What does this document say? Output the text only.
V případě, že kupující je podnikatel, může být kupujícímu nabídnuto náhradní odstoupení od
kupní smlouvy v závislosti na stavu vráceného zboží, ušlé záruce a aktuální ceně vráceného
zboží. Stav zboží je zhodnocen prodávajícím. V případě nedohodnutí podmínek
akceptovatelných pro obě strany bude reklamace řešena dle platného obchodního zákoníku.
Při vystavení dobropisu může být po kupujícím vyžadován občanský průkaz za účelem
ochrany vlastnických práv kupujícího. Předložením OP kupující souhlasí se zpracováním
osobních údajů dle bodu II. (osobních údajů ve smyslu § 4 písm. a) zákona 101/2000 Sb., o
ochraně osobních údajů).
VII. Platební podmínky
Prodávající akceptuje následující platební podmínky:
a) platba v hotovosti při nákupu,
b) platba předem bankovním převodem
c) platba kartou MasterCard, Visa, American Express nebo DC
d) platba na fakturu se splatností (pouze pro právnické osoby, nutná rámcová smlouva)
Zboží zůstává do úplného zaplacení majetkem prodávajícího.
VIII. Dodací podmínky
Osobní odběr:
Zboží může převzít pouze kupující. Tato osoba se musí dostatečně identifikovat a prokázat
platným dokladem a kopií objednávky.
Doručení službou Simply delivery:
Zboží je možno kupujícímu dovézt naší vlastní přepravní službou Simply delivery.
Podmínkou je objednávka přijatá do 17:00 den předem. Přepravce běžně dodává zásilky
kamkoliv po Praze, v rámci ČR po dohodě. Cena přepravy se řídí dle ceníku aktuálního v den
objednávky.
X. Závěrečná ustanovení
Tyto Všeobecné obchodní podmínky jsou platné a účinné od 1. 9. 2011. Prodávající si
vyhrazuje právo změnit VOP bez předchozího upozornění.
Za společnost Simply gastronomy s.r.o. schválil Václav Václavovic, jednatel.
━━━
OBJECTIVE ▸ Out of the material above, gather each line where "může" appears.

PROBLEM SOLUTION ▸
V případě, že kupující je podnikatel, může být kupujícímu nabídnuto náhradní odstoupení od
Při vystavení dobropisu může být po kupujícím vyžadován občanský průkaz za účelem
Zboží může převzít pouze kupující. Tato osoba se musí dostatečně identifikovat a prokázat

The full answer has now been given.